Task requirements: Tally the lines containing "Quran" and report the number alone.

Record list:

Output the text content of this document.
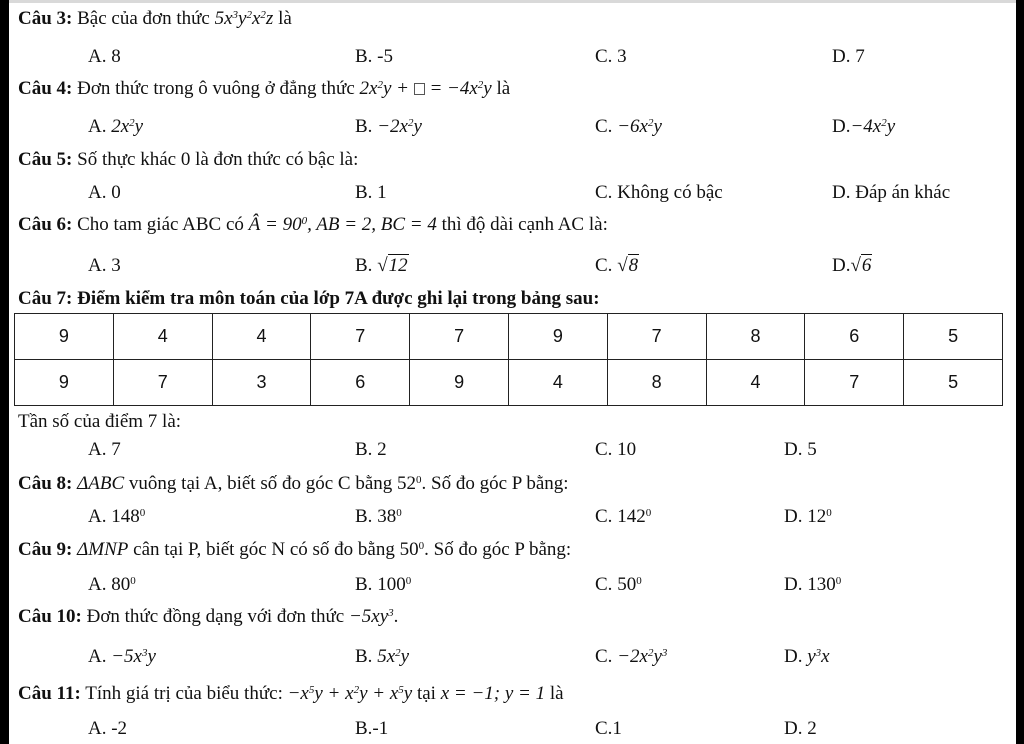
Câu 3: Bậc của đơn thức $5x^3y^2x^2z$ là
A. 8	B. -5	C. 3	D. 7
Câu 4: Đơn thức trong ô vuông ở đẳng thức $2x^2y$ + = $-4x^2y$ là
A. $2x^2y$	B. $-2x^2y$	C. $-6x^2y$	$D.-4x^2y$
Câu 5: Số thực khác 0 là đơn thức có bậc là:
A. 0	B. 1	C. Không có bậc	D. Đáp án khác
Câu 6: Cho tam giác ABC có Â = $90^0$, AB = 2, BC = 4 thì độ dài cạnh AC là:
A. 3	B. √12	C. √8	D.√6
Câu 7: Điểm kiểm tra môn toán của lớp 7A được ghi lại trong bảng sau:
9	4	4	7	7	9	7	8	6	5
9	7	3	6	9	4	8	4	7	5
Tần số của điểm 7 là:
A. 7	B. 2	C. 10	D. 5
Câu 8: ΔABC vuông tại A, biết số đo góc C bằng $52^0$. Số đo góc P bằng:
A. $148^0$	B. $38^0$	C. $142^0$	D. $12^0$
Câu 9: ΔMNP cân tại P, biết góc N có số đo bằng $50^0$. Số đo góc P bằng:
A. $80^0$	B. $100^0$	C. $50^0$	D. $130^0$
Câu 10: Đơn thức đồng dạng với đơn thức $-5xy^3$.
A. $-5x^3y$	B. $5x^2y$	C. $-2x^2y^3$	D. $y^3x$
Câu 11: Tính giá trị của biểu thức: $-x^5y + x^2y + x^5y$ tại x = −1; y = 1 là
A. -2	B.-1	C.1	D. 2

* * *

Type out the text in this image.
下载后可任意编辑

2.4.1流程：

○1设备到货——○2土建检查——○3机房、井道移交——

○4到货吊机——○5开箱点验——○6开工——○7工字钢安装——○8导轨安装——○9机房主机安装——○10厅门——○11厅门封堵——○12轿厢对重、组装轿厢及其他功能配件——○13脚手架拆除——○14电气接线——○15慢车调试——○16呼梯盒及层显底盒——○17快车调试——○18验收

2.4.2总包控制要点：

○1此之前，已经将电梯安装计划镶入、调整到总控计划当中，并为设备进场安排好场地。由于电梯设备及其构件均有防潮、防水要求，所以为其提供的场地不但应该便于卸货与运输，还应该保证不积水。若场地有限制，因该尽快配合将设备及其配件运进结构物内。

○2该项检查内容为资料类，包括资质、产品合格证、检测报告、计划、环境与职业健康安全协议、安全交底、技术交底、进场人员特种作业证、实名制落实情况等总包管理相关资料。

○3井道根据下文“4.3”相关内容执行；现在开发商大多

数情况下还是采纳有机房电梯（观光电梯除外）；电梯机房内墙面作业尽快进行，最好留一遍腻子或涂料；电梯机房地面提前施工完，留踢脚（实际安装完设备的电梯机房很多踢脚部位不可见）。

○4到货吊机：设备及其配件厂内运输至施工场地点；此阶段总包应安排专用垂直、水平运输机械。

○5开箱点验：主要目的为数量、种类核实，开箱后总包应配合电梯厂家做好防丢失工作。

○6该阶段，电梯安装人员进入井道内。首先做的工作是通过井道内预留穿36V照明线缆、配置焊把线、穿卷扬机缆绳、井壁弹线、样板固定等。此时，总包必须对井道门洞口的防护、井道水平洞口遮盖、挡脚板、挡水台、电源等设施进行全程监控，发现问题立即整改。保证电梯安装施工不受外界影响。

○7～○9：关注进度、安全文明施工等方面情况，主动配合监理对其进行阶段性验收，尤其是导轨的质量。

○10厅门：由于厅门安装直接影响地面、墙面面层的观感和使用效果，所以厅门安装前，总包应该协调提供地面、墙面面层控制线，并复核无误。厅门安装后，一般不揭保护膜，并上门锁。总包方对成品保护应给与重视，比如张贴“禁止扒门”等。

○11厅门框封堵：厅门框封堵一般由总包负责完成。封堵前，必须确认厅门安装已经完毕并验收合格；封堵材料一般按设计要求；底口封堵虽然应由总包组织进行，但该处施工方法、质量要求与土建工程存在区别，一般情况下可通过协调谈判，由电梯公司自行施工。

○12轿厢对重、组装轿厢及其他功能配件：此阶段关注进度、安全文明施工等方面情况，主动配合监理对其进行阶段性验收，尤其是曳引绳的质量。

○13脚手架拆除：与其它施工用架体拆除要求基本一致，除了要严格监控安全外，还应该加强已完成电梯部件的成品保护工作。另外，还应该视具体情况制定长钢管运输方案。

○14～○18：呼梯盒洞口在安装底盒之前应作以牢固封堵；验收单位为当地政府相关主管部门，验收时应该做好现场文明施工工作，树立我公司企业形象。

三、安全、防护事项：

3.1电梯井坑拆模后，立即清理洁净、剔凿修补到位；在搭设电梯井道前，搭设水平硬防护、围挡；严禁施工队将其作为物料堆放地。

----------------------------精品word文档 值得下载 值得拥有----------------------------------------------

...

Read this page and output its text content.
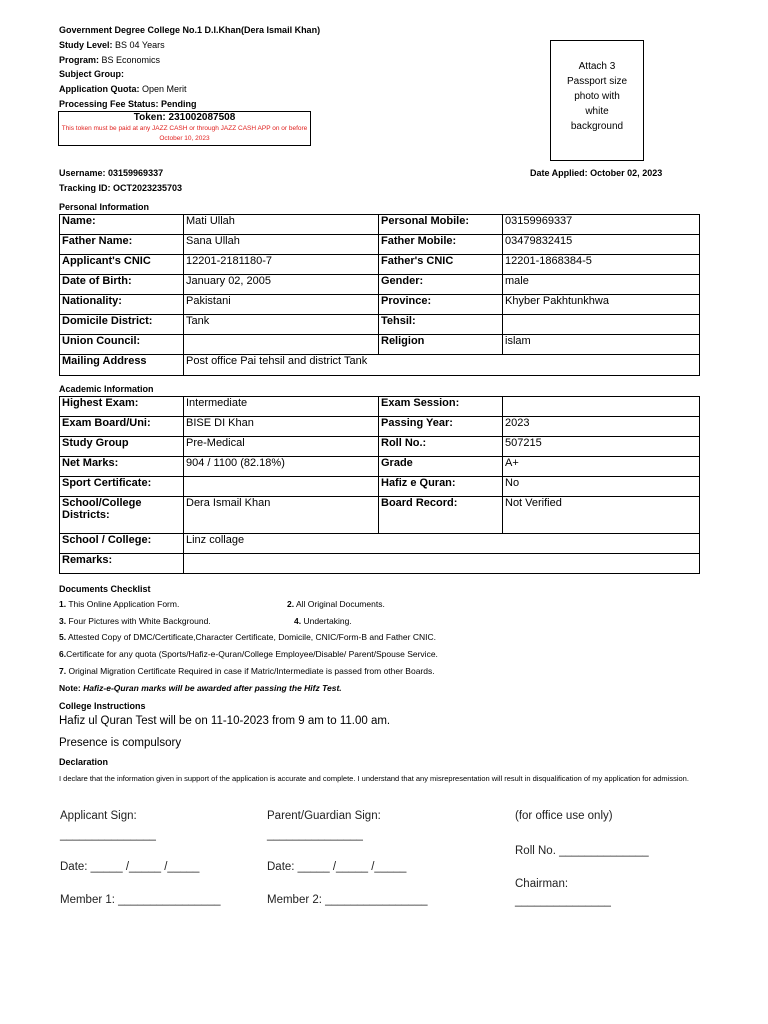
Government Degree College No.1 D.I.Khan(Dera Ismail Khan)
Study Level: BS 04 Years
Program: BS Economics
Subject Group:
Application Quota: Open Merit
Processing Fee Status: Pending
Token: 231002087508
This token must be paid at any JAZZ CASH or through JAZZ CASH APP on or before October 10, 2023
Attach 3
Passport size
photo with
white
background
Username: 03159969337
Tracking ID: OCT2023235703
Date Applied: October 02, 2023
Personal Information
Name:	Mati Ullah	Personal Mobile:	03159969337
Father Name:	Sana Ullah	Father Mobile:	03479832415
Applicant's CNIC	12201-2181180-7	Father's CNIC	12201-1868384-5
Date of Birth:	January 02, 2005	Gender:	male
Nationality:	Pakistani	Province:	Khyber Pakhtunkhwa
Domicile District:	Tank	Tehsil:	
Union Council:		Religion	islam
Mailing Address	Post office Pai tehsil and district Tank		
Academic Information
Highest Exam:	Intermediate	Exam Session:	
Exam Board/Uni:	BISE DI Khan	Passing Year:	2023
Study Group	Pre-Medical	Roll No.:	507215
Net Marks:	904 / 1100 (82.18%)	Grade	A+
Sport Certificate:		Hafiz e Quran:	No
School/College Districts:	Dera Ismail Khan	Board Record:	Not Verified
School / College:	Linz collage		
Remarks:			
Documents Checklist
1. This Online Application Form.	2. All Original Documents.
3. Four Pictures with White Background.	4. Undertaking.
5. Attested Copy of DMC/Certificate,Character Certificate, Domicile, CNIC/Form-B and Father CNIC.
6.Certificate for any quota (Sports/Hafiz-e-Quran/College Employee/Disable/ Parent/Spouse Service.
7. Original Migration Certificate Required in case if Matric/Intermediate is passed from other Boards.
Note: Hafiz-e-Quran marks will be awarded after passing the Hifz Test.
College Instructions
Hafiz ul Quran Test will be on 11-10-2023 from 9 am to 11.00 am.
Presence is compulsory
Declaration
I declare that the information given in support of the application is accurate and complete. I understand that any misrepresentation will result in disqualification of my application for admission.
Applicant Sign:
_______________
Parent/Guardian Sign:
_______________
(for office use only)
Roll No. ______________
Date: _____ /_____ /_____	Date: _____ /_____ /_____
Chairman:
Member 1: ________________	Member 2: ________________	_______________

Solved exercise: 4